[start MATERIAL FOR THE TASK]

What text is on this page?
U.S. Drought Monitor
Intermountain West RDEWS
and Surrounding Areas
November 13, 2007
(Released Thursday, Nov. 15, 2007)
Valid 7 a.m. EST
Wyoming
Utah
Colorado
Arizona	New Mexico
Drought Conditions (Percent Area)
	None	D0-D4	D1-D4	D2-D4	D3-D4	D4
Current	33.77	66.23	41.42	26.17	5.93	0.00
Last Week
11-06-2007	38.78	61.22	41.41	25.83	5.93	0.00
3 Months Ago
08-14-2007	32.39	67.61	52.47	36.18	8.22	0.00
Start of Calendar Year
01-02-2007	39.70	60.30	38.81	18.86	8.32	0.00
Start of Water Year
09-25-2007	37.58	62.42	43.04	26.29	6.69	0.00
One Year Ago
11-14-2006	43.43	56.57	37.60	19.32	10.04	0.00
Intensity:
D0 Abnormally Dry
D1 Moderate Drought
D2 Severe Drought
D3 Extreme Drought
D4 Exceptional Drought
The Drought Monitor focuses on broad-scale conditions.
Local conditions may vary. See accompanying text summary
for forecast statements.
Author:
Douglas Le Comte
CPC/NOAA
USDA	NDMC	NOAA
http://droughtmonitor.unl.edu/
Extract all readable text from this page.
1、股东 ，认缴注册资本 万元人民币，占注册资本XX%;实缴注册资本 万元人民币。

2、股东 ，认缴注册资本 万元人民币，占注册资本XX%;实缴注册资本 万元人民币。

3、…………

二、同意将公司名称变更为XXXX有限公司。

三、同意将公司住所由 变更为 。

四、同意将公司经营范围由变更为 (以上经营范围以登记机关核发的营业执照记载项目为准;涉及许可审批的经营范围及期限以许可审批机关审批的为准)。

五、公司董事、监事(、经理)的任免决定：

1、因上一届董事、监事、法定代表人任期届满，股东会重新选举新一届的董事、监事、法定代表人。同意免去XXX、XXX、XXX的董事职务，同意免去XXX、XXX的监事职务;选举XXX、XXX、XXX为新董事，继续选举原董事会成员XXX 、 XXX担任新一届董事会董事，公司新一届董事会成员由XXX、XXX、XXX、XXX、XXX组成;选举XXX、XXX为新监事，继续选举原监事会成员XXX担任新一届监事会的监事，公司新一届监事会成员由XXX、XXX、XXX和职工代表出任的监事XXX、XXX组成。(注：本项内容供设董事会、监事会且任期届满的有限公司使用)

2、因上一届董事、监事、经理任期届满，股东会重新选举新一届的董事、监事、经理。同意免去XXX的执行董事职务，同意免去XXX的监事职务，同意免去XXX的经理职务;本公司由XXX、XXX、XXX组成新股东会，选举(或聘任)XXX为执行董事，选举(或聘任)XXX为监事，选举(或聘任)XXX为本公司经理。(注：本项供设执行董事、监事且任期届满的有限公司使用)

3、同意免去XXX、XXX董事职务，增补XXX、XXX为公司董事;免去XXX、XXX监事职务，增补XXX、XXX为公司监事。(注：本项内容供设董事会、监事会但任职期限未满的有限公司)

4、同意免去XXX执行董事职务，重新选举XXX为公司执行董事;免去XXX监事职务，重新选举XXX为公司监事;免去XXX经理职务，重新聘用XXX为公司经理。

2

[end MATERIAL FOR THE TASK]

■ EXERCISE OBJECTIVE
Show all lines from the listing above in which "因上一届董事" appears.

■ CORRECT OUTPUT
1、因上一届董事、监事、法定代表人任期届满，股东会重新选举新一届的董事、监事、法定代表人。同意免去XXX、XXX、XXX的董事职务，同意免去XXX、XXX的监事职务;选举XXX、XXX、XXX为新董事，继续选举原董事会成员XXX 、 XXX担任新一届董事会董事，公司新一届董事会成员由XXX、XXX、XXX、XXX、XXX组成;选举XXX、XXX为新监事，继续选举原监事会成员XXX担任新一届监事会的监事，公司新一届监事会成员由XXX、XXX、XXX和职工代表出任的监事XXX、XXX组成。(注：本项内容供设董事会、监事会且任期届满的有限公司使用)
2、因上一届董事、监事、经理任期届满，股东会重新选举新一届的董事、监事、经理。同意免去XXX的执行董事职务，同意免去XXX的监事职务，同意免去XXX的经理职务;本公司由XXX、XXX、XXX组成新股东会，选举(或聘任)XXX为执行董事，选举(或聘任)XXX为监事，选举(或聘任)XXX为本公司经理。(注：本项供设执行董事、监事且任期届满的有限公司使用)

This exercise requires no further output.